Directive.
Compile every line that includes the word "JSON".

Material.
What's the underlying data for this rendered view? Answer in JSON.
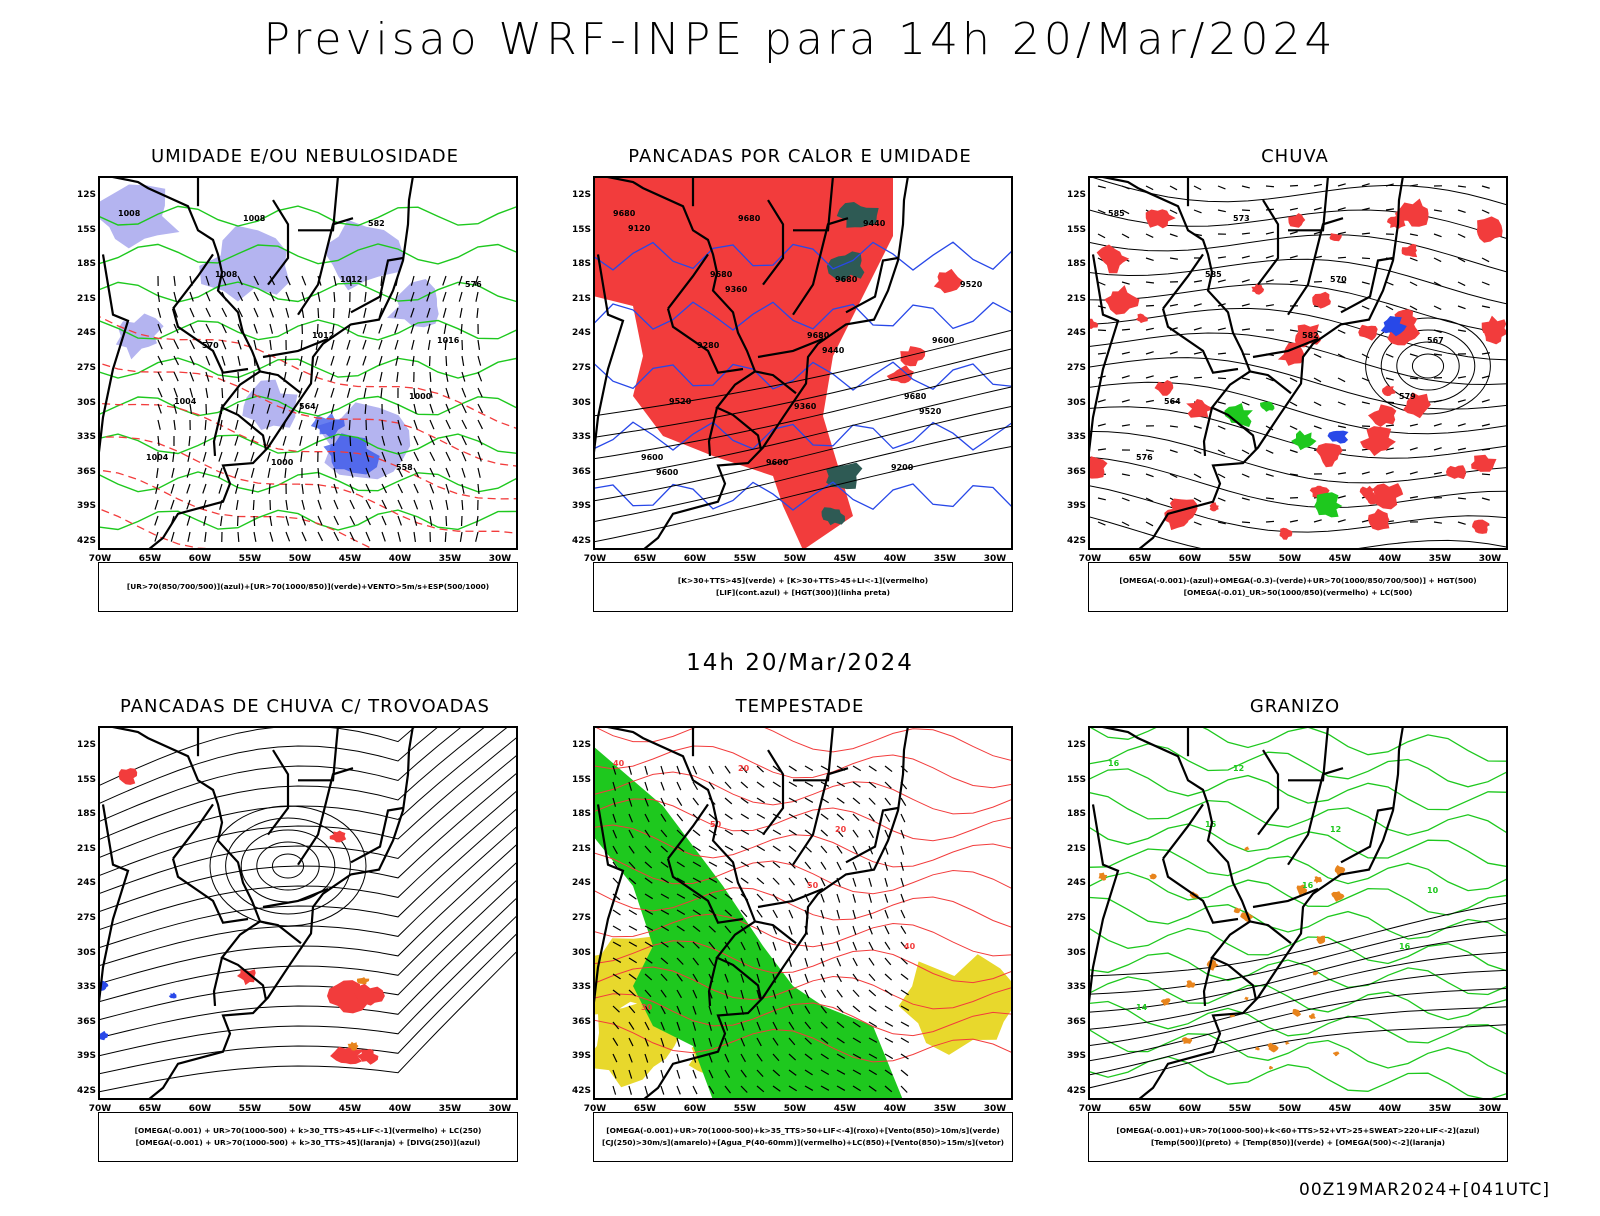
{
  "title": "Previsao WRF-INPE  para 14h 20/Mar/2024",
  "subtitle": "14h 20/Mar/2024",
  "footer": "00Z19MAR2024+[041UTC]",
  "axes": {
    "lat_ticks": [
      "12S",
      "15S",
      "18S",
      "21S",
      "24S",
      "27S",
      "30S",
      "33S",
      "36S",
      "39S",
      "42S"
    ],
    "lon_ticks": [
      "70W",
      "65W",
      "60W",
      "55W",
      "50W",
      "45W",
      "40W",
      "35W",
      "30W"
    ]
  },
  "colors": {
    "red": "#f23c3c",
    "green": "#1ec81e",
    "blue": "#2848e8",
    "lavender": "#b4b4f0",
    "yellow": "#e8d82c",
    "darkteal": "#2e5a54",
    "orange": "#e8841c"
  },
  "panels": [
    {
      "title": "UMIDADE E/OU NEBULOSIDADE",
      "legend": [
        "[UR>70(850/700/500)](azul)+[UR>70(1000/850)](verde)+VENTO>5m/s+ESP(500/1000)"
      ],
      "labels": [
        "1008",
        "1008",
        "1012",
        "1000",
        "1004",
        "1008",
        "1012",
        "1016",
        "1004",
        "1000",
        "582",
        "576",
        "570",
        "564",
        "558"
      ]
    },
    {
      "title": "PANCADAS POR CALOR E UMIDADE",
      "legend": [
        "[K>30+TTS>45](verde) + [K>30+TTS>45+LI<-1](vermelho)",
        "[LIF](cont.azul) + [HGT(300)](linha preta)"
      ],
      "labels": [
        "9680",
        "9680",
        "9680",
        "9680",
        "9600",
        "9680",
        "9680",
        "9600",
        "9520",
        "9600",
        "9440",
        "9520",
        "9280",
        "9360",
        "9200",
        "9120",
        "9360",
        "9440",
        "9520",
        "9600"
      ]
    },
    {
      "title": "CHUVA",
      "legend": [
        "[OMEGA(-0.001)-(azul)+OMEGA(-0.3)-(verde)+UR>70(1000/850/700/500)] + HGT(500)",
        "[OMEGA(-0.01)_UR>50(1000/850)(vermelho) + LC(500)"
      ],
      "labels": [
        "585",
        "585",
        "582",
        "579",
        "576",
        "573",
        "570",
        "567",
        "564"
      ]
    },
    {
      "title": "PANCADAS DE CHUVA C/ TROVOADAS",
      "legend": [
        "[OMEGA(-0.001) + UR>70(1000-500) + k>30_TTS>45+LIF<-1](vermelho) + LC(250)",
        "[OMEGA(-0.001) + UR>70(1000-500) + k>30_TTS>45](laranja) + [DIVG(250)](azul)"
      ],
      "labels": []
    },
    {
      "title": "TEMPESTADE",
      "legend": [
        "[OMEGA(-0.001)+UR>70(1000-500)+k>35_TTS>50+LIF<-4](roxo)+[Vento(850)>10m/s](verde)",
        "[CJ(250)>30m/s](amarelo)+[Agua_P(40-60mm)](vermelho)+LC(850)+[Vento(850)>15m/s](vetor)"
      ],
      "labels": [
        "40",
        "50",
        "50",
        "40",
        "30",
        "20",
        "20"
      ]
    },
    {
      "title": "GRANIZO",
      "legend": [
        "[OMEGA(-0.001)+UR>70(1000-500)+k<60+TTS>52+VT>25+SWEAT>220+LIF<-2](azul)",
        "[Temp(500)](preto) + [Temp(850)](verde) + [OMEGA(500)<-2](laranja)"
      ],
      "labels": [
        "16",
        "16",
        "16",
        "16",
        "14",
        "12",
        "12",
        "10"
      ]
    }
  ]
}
* * *
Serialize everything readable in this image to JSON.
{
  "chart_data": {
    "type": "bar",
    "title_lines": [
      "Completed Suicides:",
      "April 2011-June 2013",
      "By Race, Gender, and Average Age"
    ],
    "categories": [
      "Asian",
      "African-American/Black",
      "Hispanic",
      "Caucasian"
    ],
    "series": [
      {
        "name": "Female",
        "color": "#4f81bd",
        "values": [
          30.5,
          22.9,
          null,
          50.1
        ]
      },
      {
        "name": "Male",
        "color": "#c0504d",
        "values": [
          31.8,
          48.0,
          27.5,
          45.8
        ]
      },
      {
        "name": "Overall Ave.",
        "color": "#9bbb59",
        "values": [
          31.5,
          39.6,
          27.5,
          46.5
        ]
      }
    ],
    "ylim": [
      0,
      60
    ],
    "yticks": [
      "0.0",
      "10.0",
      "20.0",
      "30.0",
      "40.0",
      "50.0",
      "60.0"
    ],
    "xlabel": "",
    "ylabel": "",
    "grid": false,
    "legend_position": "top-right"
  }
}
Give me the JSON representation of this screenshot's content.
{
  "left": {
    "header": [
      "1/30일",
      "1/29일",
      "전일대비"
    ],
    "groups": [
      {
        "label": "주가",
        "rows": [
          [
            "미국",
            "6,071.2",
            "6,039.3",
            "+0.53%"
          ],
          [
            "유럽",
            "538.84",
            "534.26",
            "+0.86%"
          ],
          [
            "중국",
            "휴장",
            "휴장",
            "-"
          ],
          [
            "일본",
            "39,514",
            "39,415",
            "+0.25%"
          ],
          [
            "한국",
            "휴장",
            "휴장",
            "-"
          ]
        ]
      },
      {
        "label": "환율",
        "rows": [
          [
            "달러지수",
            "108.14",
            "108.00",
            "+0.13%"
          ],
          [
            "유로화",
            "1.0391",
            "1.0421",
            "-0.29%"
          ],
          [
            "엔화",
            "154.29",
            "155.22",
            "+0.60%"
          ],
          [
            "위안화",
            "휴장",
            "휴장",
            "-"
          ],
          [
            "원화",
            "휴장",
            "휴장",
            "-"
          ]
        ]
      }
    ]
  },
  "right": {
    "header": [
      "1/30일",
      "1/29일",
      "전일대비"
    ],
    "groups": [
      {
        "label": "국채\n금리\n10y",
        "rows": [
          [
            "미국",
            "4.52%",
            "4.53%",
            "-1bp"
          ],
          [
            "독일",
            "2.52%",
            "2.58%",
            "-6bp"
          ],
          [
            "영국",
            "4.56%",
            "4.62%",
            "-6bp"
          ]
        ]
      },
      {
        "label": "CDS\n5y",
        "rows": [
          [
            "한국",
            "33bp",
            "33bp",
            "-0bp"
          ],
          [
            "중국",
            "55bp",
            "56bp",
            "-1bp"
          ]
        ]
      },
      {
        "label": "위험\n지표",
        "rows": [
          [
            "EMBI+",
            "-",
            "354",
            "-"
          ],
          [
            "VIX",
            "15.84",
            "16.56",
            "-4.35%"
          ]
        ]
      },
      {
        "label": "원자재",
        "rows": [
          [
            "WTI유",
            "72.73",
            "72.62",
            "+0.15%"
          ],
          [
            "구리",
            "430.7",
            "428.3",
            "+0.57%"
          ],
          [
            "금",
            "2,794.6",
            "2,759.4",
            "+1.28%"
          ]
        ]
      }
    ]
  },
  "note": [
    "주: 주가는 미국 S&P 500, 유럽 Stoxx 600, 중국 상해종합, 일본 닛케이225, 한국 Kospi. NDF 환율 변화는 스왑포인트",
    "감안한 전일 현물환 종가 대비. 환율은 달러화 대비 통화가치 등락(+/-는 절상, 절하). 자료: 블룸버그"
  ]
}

Solution for this task.
What's the underlying data for this rendered view? Answer in JSON.
Serialize everything readable in this image to JSON.
Give me the JSON representation of this screenshot's content.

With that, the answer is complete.